─── Information given

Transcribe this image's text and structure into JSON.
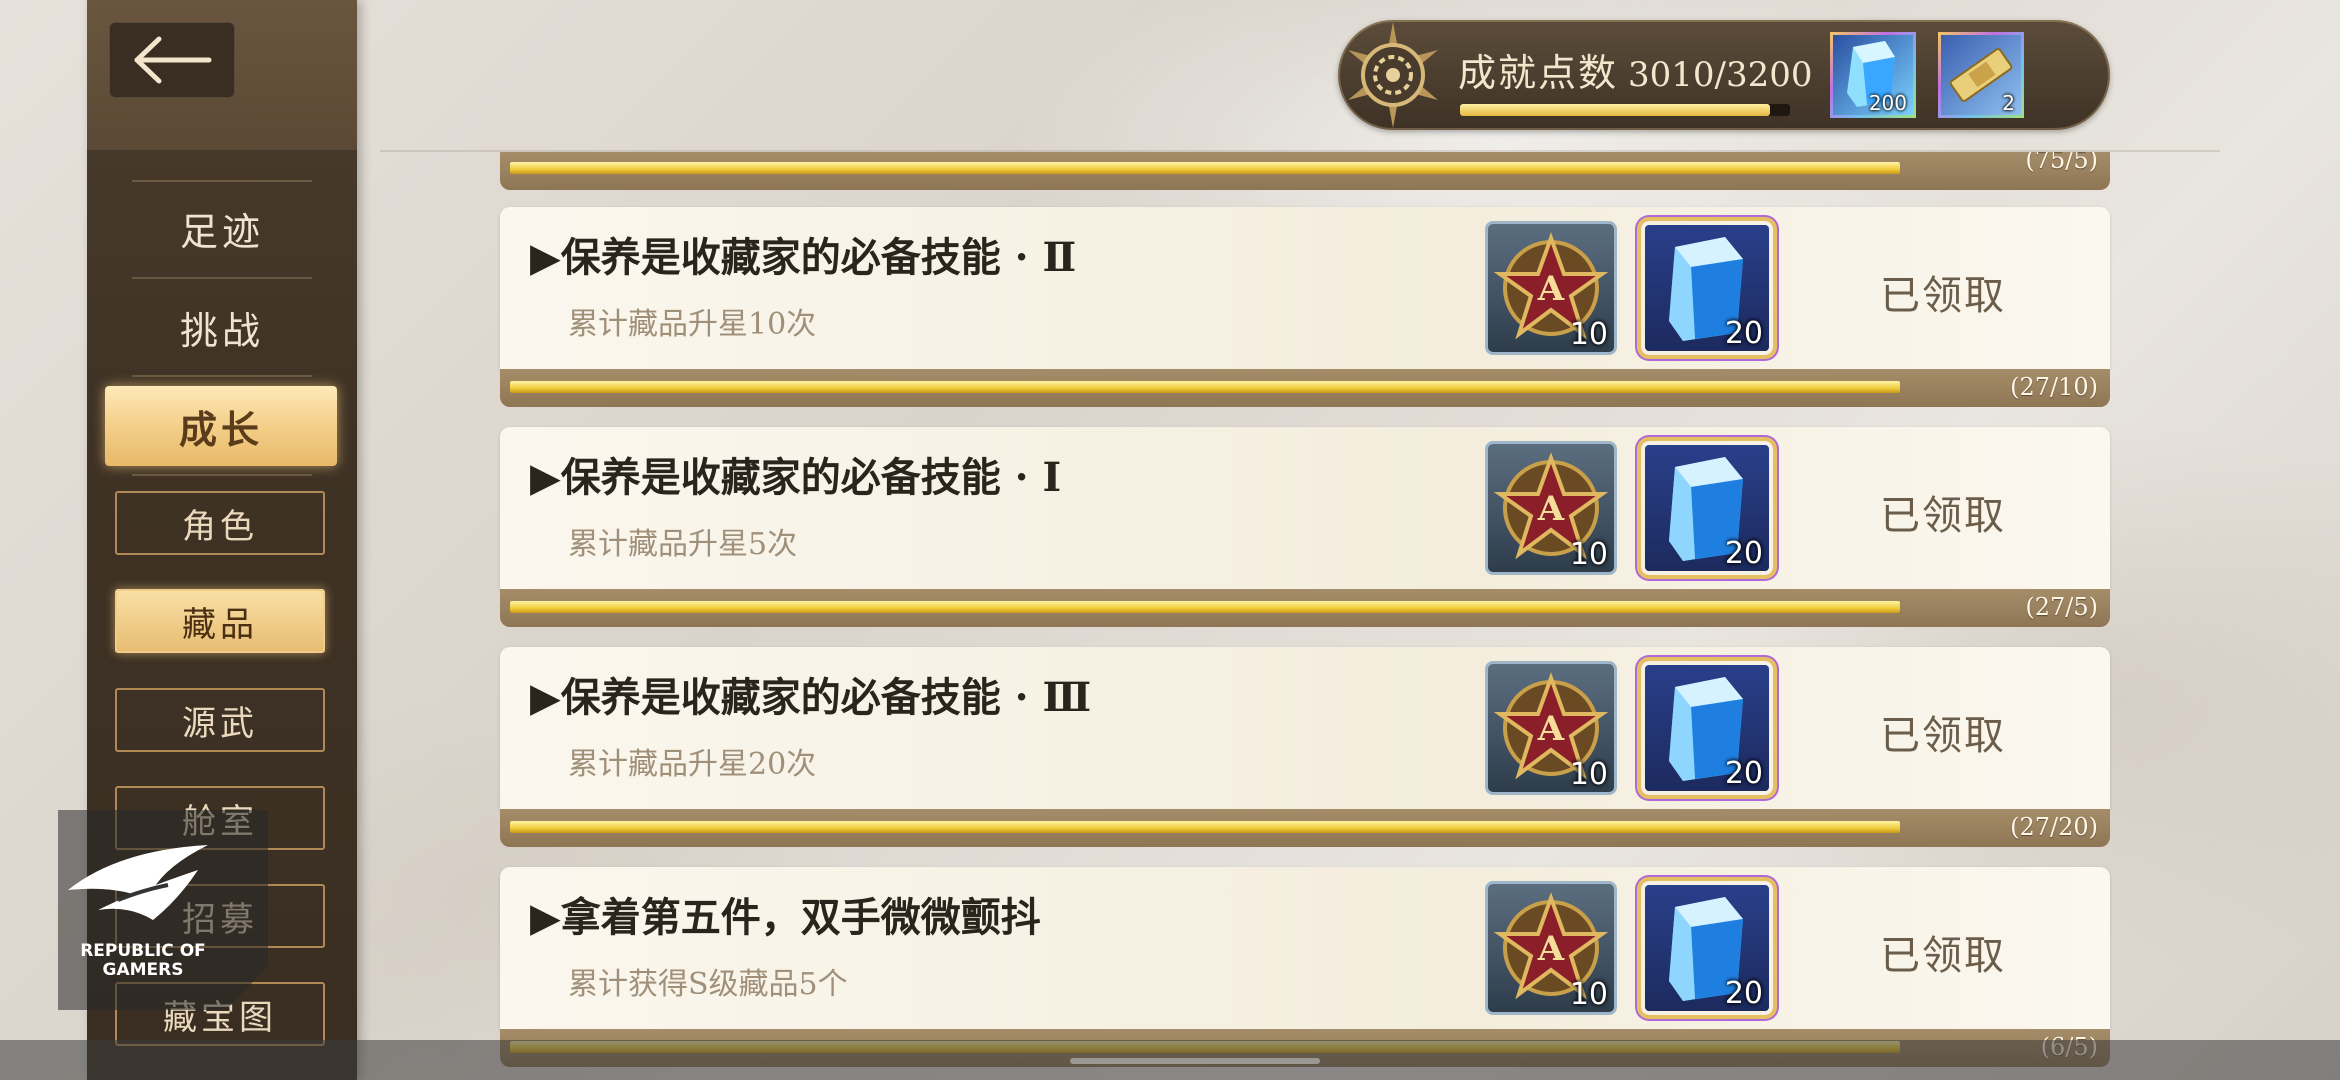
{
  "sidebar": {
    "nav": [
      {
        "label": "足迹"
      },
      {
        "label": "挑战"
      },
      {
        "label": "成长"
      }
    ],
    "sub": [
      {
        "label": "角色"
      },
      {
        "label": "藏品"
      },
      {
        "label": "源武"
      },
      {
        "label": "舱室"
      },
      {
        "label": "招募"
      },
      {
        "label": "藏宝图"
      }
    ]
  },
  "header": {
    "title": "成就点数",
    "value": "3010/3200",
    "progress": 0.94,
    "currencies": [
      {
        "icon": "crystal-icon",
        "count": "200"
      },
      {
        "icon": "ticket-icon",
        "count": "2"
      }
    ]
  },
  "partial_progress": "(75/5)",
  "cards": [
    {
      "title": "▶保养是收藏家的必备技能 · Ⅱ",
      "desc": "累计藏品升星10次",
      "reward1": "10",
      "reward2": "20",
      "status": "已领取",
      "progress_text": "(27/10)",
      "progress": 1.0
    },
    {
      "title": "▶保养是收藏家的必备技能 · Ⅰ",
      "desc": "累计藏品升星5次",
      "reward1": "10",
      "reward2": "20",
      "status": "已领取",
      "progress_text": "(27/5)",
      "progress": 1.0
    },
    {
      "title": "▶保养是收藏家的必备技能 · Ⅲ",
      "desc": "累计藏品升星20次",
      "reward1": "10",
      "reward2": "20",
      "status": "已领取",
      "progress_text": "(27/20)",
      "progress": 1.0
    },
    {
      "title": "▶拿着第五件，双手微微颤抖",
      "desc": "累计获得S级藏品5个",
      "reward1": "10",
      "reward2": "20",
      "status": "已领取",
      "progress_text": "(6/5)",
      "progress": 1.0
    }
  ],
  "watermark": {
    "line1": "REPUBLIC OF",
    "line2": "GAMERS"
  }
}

──────

Direction: From the listing, copy each line containing the word "desc".

Task result:
      "desc": "累计藏品升星10次",
      "desc": "累计藏品升星5次",
      "desc": "累计藏品升星20次",
      "desc": "累计获得S级藏品5个",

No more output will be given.